## What the exercise asks
Your task is to repeat all of the data exactly while excluding the pictures.

▽

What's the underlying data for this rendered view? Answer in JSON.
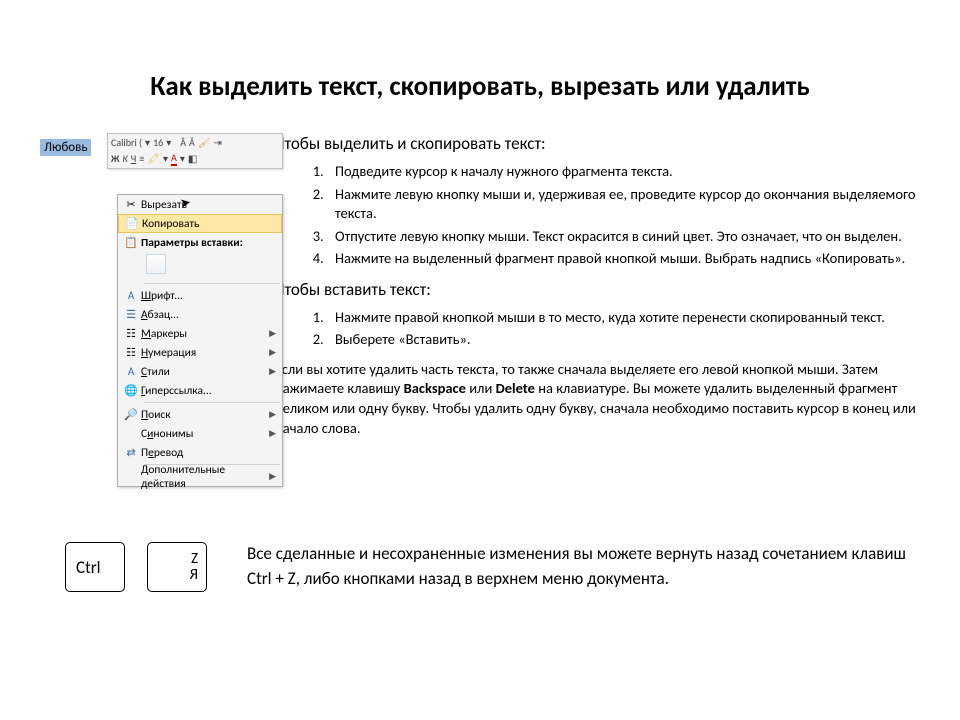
{
  "title": "Как выделить текст, скопировать, вырезать или удалить",
  "selected_word": "Любовь",
  "mini_toolbar": {
    "font": "Calibri (",
    "size": "16",
    "bold": "Ж",
    "italic": "К",
    "underline": "Ч"
  },
  "menu": {
    "cut": "Вырезать",
    "copy": "Копировать",
    "paste_params": "Параметры вставки:",
    "font": "Шрифт...",
    "paragraph": "Абзац...",
    "bullets": "Маркеры",
    "numbering": "Нумерация",
    "styles": "Стили",
    "hyperlink": "Гиперссылка...",
    "search": "Поиск",
    "synonyms": "Синонимы",
    "translate": "Перевод",
    "additional": "Дополнительные действия"
  },
  "sec1_head": "Чтобы выделить и скопировать текст:",
  "sec1": {
    "i1": "Подведите курсор к началу нужного фрагмента текста.",
    "i2": "Нажмите левую кнопку мыши и, удерживая ее, проведите курсор до окончания выделяемого текста.",
    "i3": "Отпустите левую кнопку мыши. Текст окрасится в синий цвет. Это означает, что он выделен.",
    "i4": "Нажмите на выделенный фрагмент правой кнопкой мыши. Выбрать надпись «Копировать»."
  },
  "sec2_head": "Чтобы вставить текст:",
  "sec2": {
    "i1": "Нажмите правой кнопкой мыши в то место, куда хотите перенести скопированный текст.",
    "i2": "Выберете «Вставить»."
  },
  "delete_text_pre": "Если вы хотите удалить часть текста, то также сначала выделяете его левой кнопкой мыши. Затем нажимаете клавишу ",
  "backspace": "Backspace",
  "or": " или ",
  "delete": "Delete",
  "delete_text_post": " на клавиатуре. Вы можете удалить выделенный фрагмент целиком или одну букву. Чтобы удалить одну букву, сначала необходимо поставить курсор в конец или начало слова.",
  "keys": {
    "ctrl": "Ctrl",
    "z_top": "Z",
    "z_bot": "Я"
  },
  "undo_text": "Все сделанные и несохраненные изменения вы можете вернуть назад сочетанием клавиш Ctrl + Z, либо кнопками назад в верхнем меню документа."
}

△

## Final result
What's the underlying data for this rendered view? Answer in JSON.
{
  "title": "Как выделить текст, скопировать, вырезать или удалить",
  "selected_word": "Любовь",
  "mini_toolbar": {
    "font": "Calibri (",
    "size": "16",
    "bold": "Ж",
    "italic": "К",
    "underline": "Ч"
  },
  "menu": {
    "cut": "Вырезать",
    "copy": "Копировать",
    "paste_params": "Параметры вставки:",
    "font": "Шрифт...",
    "paragraph": "Абзац...",
    "bullets": "Маркеры",
    "numbering": "Нумерация",
    "styles": "Стили",
    "hyperlink": "Гиперссылка...",
    "search": "Поиск",
    "synonyms": "Синонимы",
    "translate": "Перевод",
    "additional": "Дополнительные действия"
  },
  "sec1_head": "Чтобы выделить и скопировать текст:",
  "sec1": {
    "i1": "Подведите курсор к началу нужного фрагмента текста.",
    "i2": "Нажмите левую кнопку мыши и, удерживая ее, проведите курсор до окончания выделяемого текста.",
    "i3": "Отпустите левую кнопку мыши. Текст окрасится в синий цвет. Это означает, что он выделен.",
    "i4": "Нажмите на выделенный фрагмент правой кнопкой мыши. Выбрать надпись «Копировать»."
  },
  "sec2_head": "Чтобы вставить текст:",
  "sec2": {
    "i1": "Нажмите правой кнопкой мыши в то место, куда хотите перенести скопированный текст.",
    "i2": "Выберете «Вставить»."
  },
  "delete_text_pre": "Если вы хотите удалить часть текста, то также сначала выделяете его левой кнопкой мыши. Затем нажимаете клавишу ",
  "backspace": "Backspace",
  "or": " или ",
  "delete": "Delete",
  "delete_text_post": " на клавиатуре. Вы можете удалить выделенный фрагмент целиком или одну букву. Чтобы удалить одну букву, сначала необходимо поставить курсор в конец или начало слова.",
  "keys": {
    "ctrl": "Ctrl",
    "z_top": "Z",
    "z_bot": "Я"
  },
  "undo_text": "Все сделанные и несохраненные изменения вы можете вернуть назад сочетанием клавиш Ctrl + Z, либо кнопками назад в верхнем меню документа."
}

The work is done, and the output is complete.